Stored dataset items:
>>>

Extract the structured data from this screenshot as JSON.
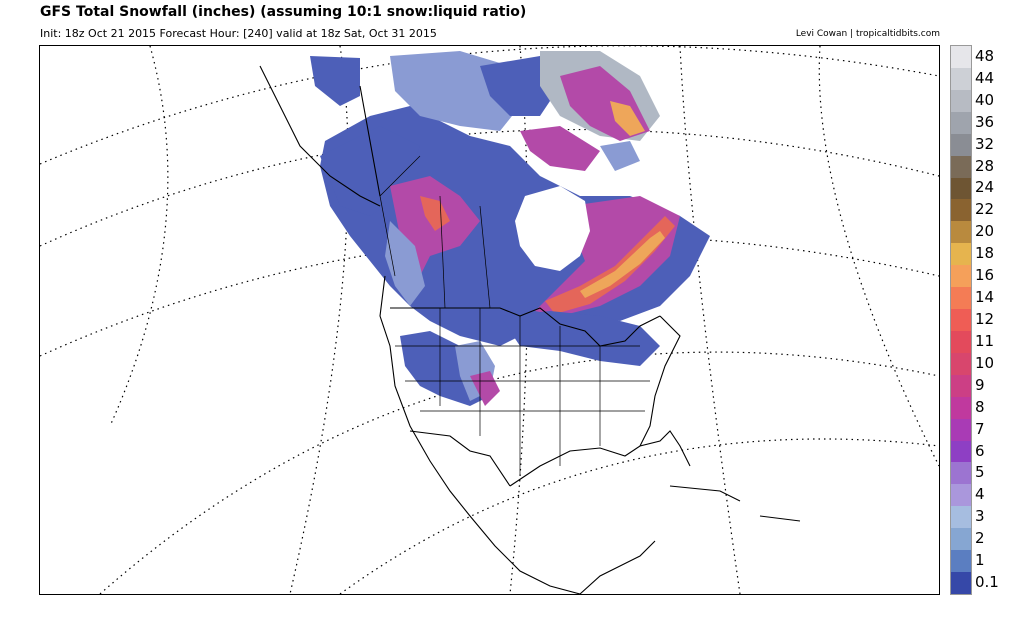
{
  "header": {
    "title": "GFS Total Snowfall (inches) (assuming 10:1 snow:liquid ratio)",
    "subtitle": "Init: 18z Oct 21 2015   Forecast Hour: [240]   valid at 18z Sat, Oct 31 2015",
    "credit": "Levi Cowan | tropicaltidbits.com"
  },
  "legend": {
    "levels": [
      {
        "label": "48",
        "color": "#e6e6ea"
      },
      {
        "label": "44",
        "color": "#cdd0d6"
      },
      {
        "label": "40",
        "color": "#b7bbc3"
      },
      {
        "label": "36",
        "color": "#9fa4ad"
      },
      {
        "label": "32",
        "color": "#8a8d94"
      },
      {
        "label": "28",
        "color": "#7a6b58"
      },
      {
        "label": "24",
        "color": "#6e5533"
      },
      {
        "label": "22",
        "color": "#8a6330"
      },
      {
        "label": "20",
        "color": "#b98a3e"
      },
      {
        "label": "18",
        "color": "#e6b44e"
      },
      {
        "label": "16",
        "color": "#f5a05a"
      },
      {
        "label": "14",
        "color": "#f47c55"
      },
      {
        "label": "12",
        "color": "#ef5d55"
      },
      {
        "label": "11",
        "color": "#e34a5c"
      },
      {
        "label": "10",
        "color": "#d8466d"
      },
      {
        "label": "9",
        "color": "#cc3f85"
      },
      {
        "label": "8",
        "color": "#c0399e"
      },
      {
        "label": "7",
        "color": "#a93bb5"
      },
      {
        "label": "6",
        "color": "#8e3fc4"
      },
      {
        "label": "5",
        "color": "#9c74d1"
      },
      {
        "label": "4",
        "color": "#aa97dc"
      },
      {
        "label": "3",
        "color": "#a6bde0"
      },
      {
        "label": "2",
        "color": "#86a6d2"
      },
      {
        "label": "1",
        "color": "#5b7ec1"
      },
      {
        "label": "0.1",
        "color": "#3648a8"
      }
    ]
  },
  "map": {
    "colors": {
      "light_snow": "#4d5fb8",
      "moderate_snow": "#8a9bd3",
      "heavy_snow": "#b34aa8",
      "very_heavy_snow": "#e4665a",
      "extreme_snow": "#eea65a",
      "glacier": "#b0b8c4",
      "border": "#000000",
      "graticule": "#000000"
    }
  }
}
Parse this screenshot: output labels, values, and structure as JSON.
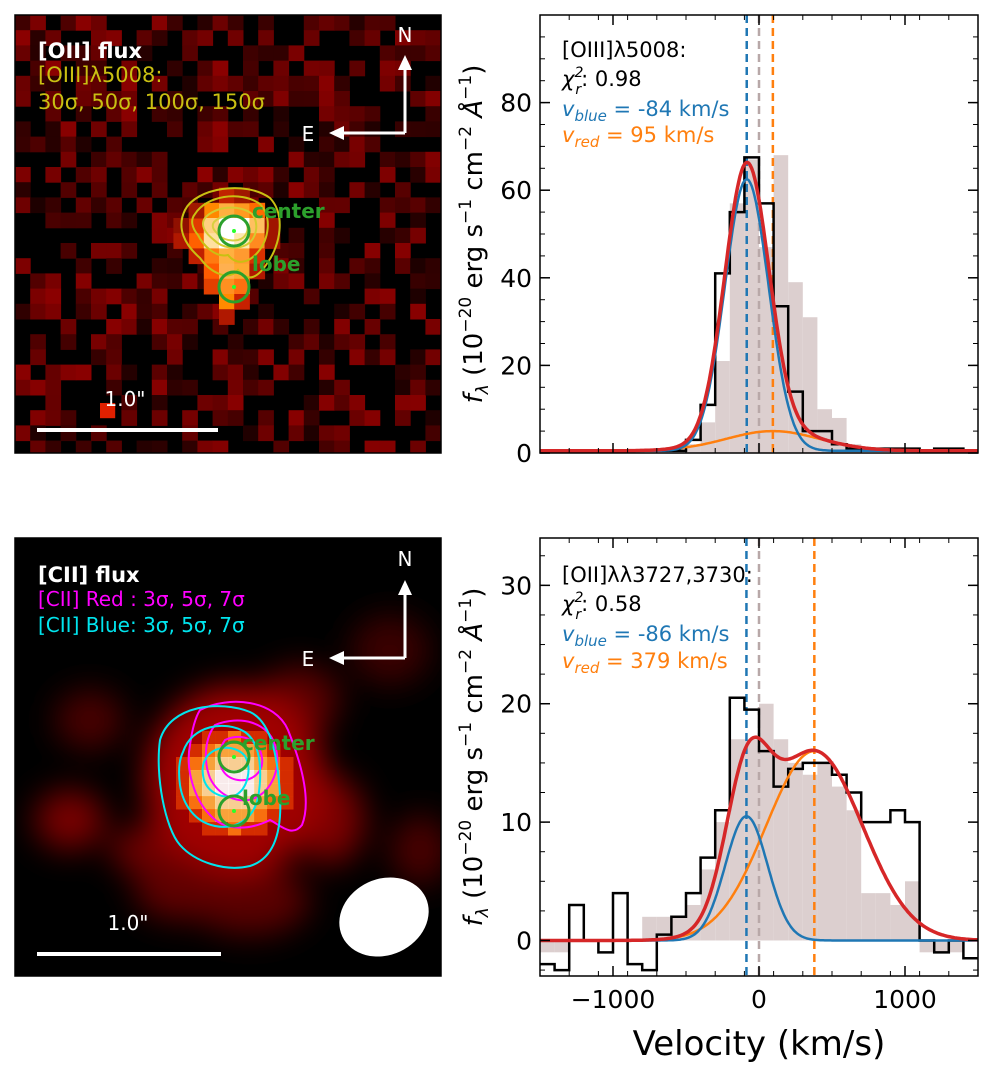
{
  "images": {
    "top": {
      "title": "[OII] flux",
      "contour_label": "[OIII]λ5008:",
      "contour_levels": "30σ, 50σ, 100σ, 150σ",
      "compass_n": "N",
      "compass_e": "E",
      "scale_label": "1.0\"",
      "marker_center": "center",
      "marker_lobe": "lobe"
    },
    "bottom": {
      "title": "[CII] flux",
      "red_label": "[CII] Red : 3σ, 5σ, 7σ",
      "blue_label": "[CII] Blue: 3σ, 5σ, 7σ",
      "compass_n": "N",
      "compass_e": "E",
      "scale_label": "1.0\"",
      "marker_center": "center",
      "marker_lobe": "lobe"
    }
  },
  "colors": {
    "blue": "#1f77b4",
    "orange": "#ff7f0e",
    "red": "#d62728",
    "model_bg": "#dccfcf",
    "grey_line": "#b8a8a8",
    "contour_olive": "#c9c012",
    "magenta": "#ff00ff",
    "cyan": "#00e5ee",
    "green": "#2ca02c"
  },
  "chart_data": [
    {
      "type": "line",
      "panel": "top",
      "line": "[OIII]λ5008:",
      "chi_label": ": 0.98",
      "v_blue_text": " = -84 km/s",
      "v_red_text": " = 95 km/s",
      "v_blue": -84,
      "v_red": 95,
      "ylabel": "f_λ (10^-20 erg s^-1 cm^-2 Å^-1)",
      "xlabel": "",
      "xlim": [
        -1500,
        1500
      ],
      "ylim": [
        0,
        100
      ],
      "yticks": [
        0,
        20,
        40,
        60,
        80
      ],
      "xticks": [
        -1000,
        0,
        1000
      ],
      "bin_edges": [
        -1500,
        -1400,
        -1300,
        -1200,
        -1100,
        -1000,
        -900,
        -800,
        -700,
        -600,
        -500,
        -400,
        -300,
        -200,
        -100,
        0,
        100,
        200,
        300,
        400,
        500,
        600,
        700,
        800,
        900,
        1000,
        1100,
        1200,
        1300,
        1400,
        1500
      ],
      "spectrum": [
        0.5,
        0.5,
        0.5,
        0.5,
        0.5,
        0.5,
        0.5,
        0.5,
        0.5,
        0.5,
        3,
        11,
        41,
        55,
        67.5,
        57,
        33.5,
        14,
        5,
        5,
        2,
        1,
        1,
        1,
        1,
        1,
        0,
        1,
        1,
        0
      ],
      "model_hist": [
        0.5,
        0.5,
        0.5,
        0.5,
        0.5,
        0.5,
        0.5,
        0.5,
        0.5,
        0.5,
        2,
        7,
        21,
        57,
        67,
        47,
        68,
        39,
        31,
        10,
        8,
        2,
        0,
        0,
        0,
        0,
        0,
        0,
        0,
        0
      ],
      "blue_gauss": {
        "amp": 62,
        "mu": -84,
        "sigma": 150
      },
      "red_gauss": {
        "amp": 4.5,
        "mu": 95,
        "sigma": 320
      },
      "offset": 0.5
    },
    {
      "type": "line",
      "panel": "bottom",
      "line": "[OII]λλ3727,3730:",
      "chi_label": ": 0.58",
      "v_blue_text": " = -86 km/s",
      "v_red_text": " = 379 km/s",
      "v_blue": -86,
      "v_red": 379,
      "ylabel": "f_λ (10^-20 erg s^-1 cm^-2 Å^-1)",
      "xlabel": "Velocity (km/s)",
      "xlim": [
        -1500,
        1500
      ],
      "ylim": [
        -3,
        34
      ],
      "yticks": [
        0,
        10,
        20,
        30
      ],
      "xticks": [
        -1000,
        0,
        1000
      ],
      "xticklabels": [
        "−1000",
        "0",
        "1000"
      ],
      "bin_edges": [
        -1500,
        -1400,
        -1300,
        -1200,
        -1100,
        -1000,
        -900,
        -800,
        -700,
        -600,
        -500,
        -400,
        -300,
        -200,
        -100,
        0,
        100,
        200,
        300,
        400,
        500,
        600,
        700,
        800,
        900,
        1000,
        1100,
        1200,
        1300,
        1400,
        1500
      ],
      "spectrum": [
        -2,
        -2.5,
        3,
        0,
        -1,
        4,
        -2,
        -2.5,
        0.5,
        2,
        4,
        7,
        11,
        20.5,
        19.5,
        16,
        13,
        14.5,
        15,
        15,
        14,
        12.5,
        10,
        10,
        11,
        10,
        0,
        -1,
        0,
        -1.5
      ],
      "model_hist": [
        -1,
        -1,
        0,
        0,
        0,
        0,
        0,
        2,
        2,
        2,
        3,
        6,
        10,
        17,
        17,
        20,
        17,
        15,
        14,
        15,
        13,
        11,
        4,
        4,
        3,
        5,
        -1,
        -1,
        -1,
        0
      ],
      "blue_gauss": {
        "amp": 10.5,
        "mu": -86,
        "sigma": 145
      },
      "red_gauss": {
        "amp": 16,
        "mu": 379,
        "sigma": 330
      },
      "offset": 0
    }
  ]
}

<<<

» **EXERCISE DETAILS**: Leave out the pictures and retype every line above exactly.

» **RESPONSE TO THIS EXERCISE**:
Extract the structured data from this screenshot as JSON.
{
  "header": {
    "title": "GFS Total Snowfall (inches) (assuming 10:1 snow:liquid ratio)",
    "subtitle": "Init: 18z Oct 21 2015   Forecast Hour: [240]   valid at 18z Sat, Oct 31 2015",
    "credit": "Levi Cowan | tropicaltidbits.com"
  },
  "legend": {
    "levels": [
      {
        "label": "48",
        "color": "#e6e6ea"
      },
      {
        "label": "44",
        "color": "#cdd0d6"
      },
      {
        "label": "40",
        "color": "#b7bbc3"
      },
      {
        "label": "36",
        "color": "#9fa4ad"
      },
      {
        "label": "32",
        "color": "#8a8d94"
      },
      {
        "label": "28",
        "color": "#7a6b58"
      },
      {
        "label": "24",
        "color": "#6e5533"
      },
      {
        "label": "22",
        "color": "#8a6330"
      },
      {
        "label": "20",
        "color": "#b98a3e"
      },
      {
        "label": "18",
        "color": "#e6b44e"
      },
      {
        "label": "16",
        "color": "#f5a05a"
      },
      {
        "label": "14",
        "color": "#f47c55"
      },
      {
        "label": "12",
        "color": "#ef5d55"
      },
      {
        "label": "11",
        "color": "#e34a5c"
      },
      {
        "label": "10",
        "color": "#d8466d"
      },
      {
        "label": "9",
        "color": "#cc3f85"
      },
      {
        "label": "8",
        "color": "#c0399e"
      },
      {
        "label": "7",
        "color": "#a93bb5"
      },
      {
        "label": "6",
        "color": "#8e3fc4"
      },
      {
        "label": "5",
        "color": "#9c74d1"
      },
      {
        "label": "4",
        "color": "#aa97dc"
      },
      {
        "label": "3",
        "color": "#a6bde0"
      },
      {
        "label": "2",
        "color": "#86a6d2"
      },
      {
        "label": "1",
        "color": "#5b7ec1"
      },
      {
        "label": "0.1",
        "color": "#3648a8"
      }
    ]
  },
  "map": {
    "colors": {
      "light_snow": "#4d5fb8",
      "moderate_snow": "#8a9bd3",
      "heavy_snow": "#b34aa8",
      "very_heavy_snow": "#e4665a",
      "extreme_snow": "#eea65a",
      "glacier": "#b0b8c4",
      "border": "#000000",
      "graticule": "#000000"
    }
  }
}
Parse this screenshot: output labels, values, and structure as JSON.
{
  "images": {
    "top": {
      "title": "[OII] flux",
      "contour_label": "[OIII]λ5008:",
      "contour_levels": "30σ, 50σ, 100σ, 150σ",
      "compass_n": "N",
      "compass_e": "E",
      "scale_label": "1.0\"",
      "marker_center": "center",
      "marker_lobe": "lobe"
    },
    "bottom": {
      "title": "[CII] flux",
      "red_label": "[CII] Red : 3σ, 5σ, 7σ",
      "blue_label": "[CII] Blue: 3σ, 5σ, 7σ",
      "compass_n": "N",
      "compass_e": "E",
      "scale_label": "1.0\"",
      "marker_center": "center",
      "marker_lobe": "lobe"
    }
  },
  "colors": {
    "blue": "#1f77b4",
    "orange": "#ff7f0e",
    "red": "#d62728",
    "model_bg": "#dccfcf",
    "grey_line": "#b8a8a8",
    "contour_olive": "#c9c012",
    "magenta": "#ff00ff",
    "cyan": "#00e5ee",
    "green": "#2ca02c"
  },
  "chart_data": [
    {
      "type": "line",
      "panel": "top",
      "line": "[OIII]λ5008:",
      "chi_label": ": 0.98",
      "v_blue_text": " = -84 km/s",
      "v_red_text": " = 95 km/s",
      "v_blue": -84,
      "v_red": 95,
      "ylabel": "f_λ (10^-20 erg s^-1 cm^-2 Å^-1)",
      "xlabel": "",
      "xlim": [
        -1500,
        1500
      ],
      "ylim": [
        0,
        100
      ],
      "yticks": [
        0,
        20,
        40,
        60,
        80
      ],
      "xticks": [
        -1000,
        0,
        1000
      ],
      "bin_edges": [
        -1500,
        -1400,
        -1300,
        -1200,
        -1100,
        -1000,
        -900,
        -800,
        -700,
        -600,
        -500,
        -400,
        -300,
        -200,
        -100,
        0,
        100,
        200,
        300,
        400,
        500,
        600,
        700,
        800,
        900,
        1000,
        1100,
        1200,
        1300,
        1400,
        1500
      ],
      "spectrum": [
        0.5,
        0.5,
        0.5,
        0.5,
        0.5,
        0.5,
        0.5,
        0.5,
        0.5,
        0.5,
        3,
        11,
        41,
        55,
        67.5,
        57,
        33.5,
        14,
        5,
        5,
        2,
        1,
        1,
        1,
        1,
        1,
        0,
        1,
        1,
        0
      ],
      "model_hist": [
        0.5,
        0.5,
        0.5,
        0.5,
        0.5,
        0.5,
        0.5,
        0.5,
        0.5,
        0.5,
        2,
        7,
        21,
        57,
        67,
        47,
        68,
        39,
        31,
        10,
        8,
        2,
        0,
        0,
        0,
        0,
        0,
        0,
        0,
        0
      ],
      "blue_gauss": {
        "amp": 62,
        "mu": -84,
        "sigma": 150
      },
      "red_gauss": {
        "amp": 4.5,
        "mu": 95,
        "sigma": 320
      },
      "offset": 0.5
    },
    {
      "type": "line",
      "panel": "bottom",
      "line": "[OII]λλ3727,3730:",
      "chi_label": ": 0.58",
      "v_blue_text": " = -86 km/s",
      "v_red_text": " = 379 km/s",
      "v_blue": -86,
      "v_red": 379,
      "ylabel": "f_λ (10^-20 erg s^-1 cm^-2 Å^-1)",
      "xlabel": "Velocity (km/s)",
      "xlim": [
        -1500,
        1500
      ],
      "ylim": [
        -3,
        34
      ],
      "yticks": [
        0,
        10,
        20,
        30
      ],
      "xticks": [
        -1000,
        0,
        1000
      ],
      "xticklabels": [
        "−1000",
        "0",
        "1000"
      ],
      "bin_edges": [
        -1500,
        -1400,
        -1300,
        -1200,
        -1100,
        -1000,
        -900,
        -800,
        -700,
        -600,
        -500,
        -400,
        -300,
        -200,
        -100,
        0,
        100,
        200,
        300,
        400,
        500,
        600,
        700,
        800,
        900,
        1000,
        1100,
        1200,
        1300,
        1400,
        1500
      ],
      "spectrum": [
        -2,
        -2.5,
        3,
        0,
        -1,
        4,
        -2,
        -2.5,
        0.5,
        2,
        4,
        7,
        11,
        20.5,
        19.5,
        16,
        13,
        14.5,
        15,
        15,
        14,
        12.5,
        10,
        10,
        11,
        10,
        0,
        -1,
        0,
        -1.5
      ],
      "model_hist": [
        -1,
        -1,
        0,
        0,
        0,
        0,
        0,
        2,
        2,
        2,
        3,
        6,
        10,
        17,
        17,
        20,
        17,
        15,
        14,
        15,
        13,
        11,
        4,
        4,
        3,
        5,
        -1,
        -1,
        -1,
        0
      ],
      "blue_gauss": {
        "amp": 10.5,
        "mu": -86,
        "sigma": 145
      },
      "red_gauss": {
        "amp": 16,
        "mu": 379,
        "sigma": 330
      },
      "offset": 0
    }
  ]
}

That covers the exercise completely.